Quoted text
START

The influence of LRAT was assessed by evaluating the backward trajectories of specific samples. The Lagrangian particle dispersion model FLEXPART (Stohl et al., 2005) was used to identify air mass origins of the 10 samples showing the highest and the lowest PBDE concentrations from our dataset. The meteorological data (0.5∘ and 3 h resolution, 91/137 vertical levels) were retrieved from the ECMWF database (http://www.ecmwf.int, last access: 10 January 2018). For every weekly sample investigated, 100 000 particles were released between 0 and 200 m a.g.l. and were followed 5 days backward in time. Additional details can be found elsewhere (Mulder et al., 2015).

Breakthrough is an issue of concern as relatively high sample volumes (i.e. >1000 m3) are usually used to quantify trace contaminants such as PBDEs. Breakthrough of gas-phase PBDEs was evaluated by separately quantifying each of the two PUFs placed in series for all the weekly air samples collected in 2012 (N=26, sampled volume =4015–5864 m3). This covered a large range of meteorological conditions and the results are considered applicable to the other years. The results of the breakthrough experiments are summarized in Table S5 and Fig. S1. On average, less than 6 % of individual PBDEs was found on the lower PUF, except for BDE183 and BDE209 (Table S5). In the cases of BDE183 and BDE209, 24.6 and 82.0 % on average were found on the lower PUF, respectively. Given that these compounds are not volatile (i.e. vapour pressure at 25 ∘C of 3.30×10-6 and 1.43×10-8 Pa, respectively; Yue and Li, 2013), it is unlikely that the high fractions found on the lower PUFs would be caused by breakthrough. Instead, this could have been caused by sampling artefacts or by contamination. Blow-off, which is the loss of SOCs from the filter by evaporation, can disproportionately increase the SOC PUF masses (Melymuk et al., 2014). This effect has already been reported for PBDEs (Allen et al., 2007; Besis and Samara, 2012). However, despite the large volume collected which could enhance this sampling artefact, we consider it unlikely. This process should affect all PBDEs in the same manner, but in many cases, only BDE209 was found only on the lower PUF (Table S5). Similarly, a physical breakthrough of fine particles is possible, but this could not explain the fact that 100 % of BDE183 or BDE209 was found on the lower PUF. We suggest that the unexpected amounts found on the lower PUFs for these two congeners are the result of contamination from sampling or sample preparation. Indeed, it is unclear whether some flame retardants (likely the deca mixture) have been used in some electronic and plastic parts present within the air sampler or even within the PUF itself, which was characterized by high field blank levels for BDE209 (see Sect. 2.3). Contamination within the laboratory (i.e. microabrasion of particles from plastic material containing BDE209) is also possible. We should keep in mind that the analysis of BDE209 is more challenging (Law et al., 2008).

END

Given request 1
Locate each line in the records below that contains the word "Last", and copy those lines.

Stored data
START

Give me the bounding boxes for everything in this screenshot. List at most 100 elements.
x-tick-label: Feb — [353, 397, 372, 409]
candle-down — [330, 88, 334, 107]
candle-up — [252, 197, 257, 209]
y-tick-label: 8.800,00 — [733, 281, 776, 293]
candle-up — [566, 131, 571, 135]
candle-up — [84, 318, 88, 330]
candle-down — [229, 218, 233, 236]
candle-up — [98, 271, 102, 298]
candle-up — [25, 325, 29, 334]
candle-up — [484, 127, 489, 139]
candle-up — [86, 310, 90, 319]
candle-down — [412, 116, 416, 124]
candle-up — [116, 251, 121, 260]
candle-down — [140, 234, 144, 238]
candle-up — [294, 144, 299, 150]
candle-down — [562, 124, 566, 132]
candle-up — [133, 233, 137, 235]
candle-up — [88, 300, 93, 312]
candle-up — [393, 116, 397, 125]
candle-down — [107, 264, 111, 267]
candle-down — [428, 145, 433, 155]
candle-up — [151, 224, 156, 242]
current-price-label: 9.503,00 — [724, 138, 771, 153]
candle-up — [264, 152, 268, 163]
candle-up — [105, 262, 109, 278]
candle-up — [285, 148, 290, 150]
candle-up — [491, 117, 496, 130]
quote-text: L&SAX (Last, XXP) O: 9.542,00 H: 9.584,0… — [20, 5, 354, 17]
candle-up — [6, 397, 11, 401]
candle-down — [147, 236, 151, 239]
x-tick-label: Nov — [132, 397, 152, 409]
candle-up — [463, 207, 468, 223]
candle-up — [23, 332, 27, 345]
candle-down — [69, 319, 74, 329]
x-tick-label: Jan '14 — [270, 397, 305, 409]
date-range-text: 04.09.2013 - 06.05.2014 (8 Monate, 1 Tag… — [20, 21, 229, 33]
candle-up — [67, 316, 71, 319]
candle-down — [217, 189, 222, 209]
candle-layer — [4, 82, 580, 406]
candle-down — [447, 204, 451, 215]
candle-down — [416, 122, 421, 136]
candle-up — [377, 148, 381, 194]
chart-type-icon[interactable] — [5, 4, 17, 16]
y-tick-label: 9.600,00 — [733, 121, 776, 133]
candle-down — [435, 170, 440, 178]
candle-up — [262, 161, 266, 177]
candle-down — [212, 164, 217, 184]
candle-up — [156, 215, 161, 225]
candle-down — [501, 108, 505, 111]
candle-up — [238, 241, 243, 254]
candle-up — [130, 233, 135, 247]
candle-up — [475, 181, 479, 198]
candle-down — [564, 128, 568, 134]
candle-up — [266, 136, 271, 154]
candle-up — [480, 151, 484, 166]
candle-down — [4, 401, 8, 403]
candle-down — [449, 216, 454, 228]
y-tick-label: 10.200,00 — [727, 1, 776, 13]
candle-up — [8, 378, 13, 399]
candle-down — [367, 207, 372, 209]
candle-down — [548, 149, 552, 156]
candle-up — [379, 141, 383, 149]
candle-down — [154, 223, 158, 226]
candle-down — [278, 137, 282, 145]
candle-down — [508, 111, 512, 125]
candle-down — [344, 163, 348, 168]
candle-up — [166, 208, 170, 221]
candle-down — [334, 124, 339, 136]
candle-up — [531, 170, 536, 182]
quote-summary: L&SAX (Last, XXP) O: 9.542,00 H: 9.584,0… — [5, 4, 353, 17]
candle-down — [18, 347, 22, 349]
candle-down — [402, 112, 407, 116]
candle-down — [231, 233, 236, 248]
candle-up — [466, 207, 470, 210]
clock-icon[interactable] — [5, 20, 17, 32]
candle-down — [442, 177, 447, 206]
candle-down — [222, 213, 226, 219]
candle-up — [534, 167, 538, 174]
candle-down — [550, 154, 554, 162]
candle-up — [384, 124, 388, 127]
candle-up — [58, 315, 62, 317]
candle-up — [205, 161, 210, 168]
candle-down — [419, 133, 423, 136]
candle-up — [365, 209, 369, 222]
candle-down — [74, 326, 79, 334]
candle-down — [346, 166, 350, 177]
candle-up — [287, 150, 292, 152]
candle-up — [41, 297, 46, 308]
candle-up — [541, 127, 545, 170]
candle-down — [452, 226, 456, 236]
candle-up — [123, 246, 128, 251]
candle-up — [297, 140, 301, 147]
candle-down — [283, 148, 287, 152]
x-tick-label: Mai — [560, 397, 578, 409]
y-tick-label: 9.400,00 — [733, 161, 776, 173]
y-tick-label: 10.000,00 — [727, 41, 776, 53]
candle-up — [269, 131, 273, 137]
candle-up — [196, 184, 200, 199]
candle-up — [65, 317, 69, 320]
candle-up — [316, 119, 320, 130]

END

Given request 2
Reproduce, word for word, the part of the PBDE air sampling passage above starting at "The influence of" and ending at "et al., 2015).".

Complete response 1
quote-text: L&SAX (Last, XXP) O: 9.542,00 H: 9.584,0… — [20, 5, 354, 17]
quote-summary: L&SAX (Last, XXP) O: 9.542,00 H: 9.584,0… — [5, 4, 353, 17]

Complete response 2
The influence of LRAT was assessed by evaluating the backward trajectories of specific samples. The Lagrangian particle dispersion model FLEXPART (Stohl et al., 2005) was used to identify air mass origins of the 10 samples showing the highest and the lowest PBDE concentrations from our dataset. The meteorological data (0.5∘ and 3 h resolution, 91/137 vertical levels) were retrieved from the ECMWF database (http://www.ecmwf.int, last access: 10 January 2018). For every weekly sample investigated, 100 000 particles were released between 0 and 200 m a.g.l. and were followed 5 days backward in time. Additional details can be found elsewhere (Mulder et al., 2015).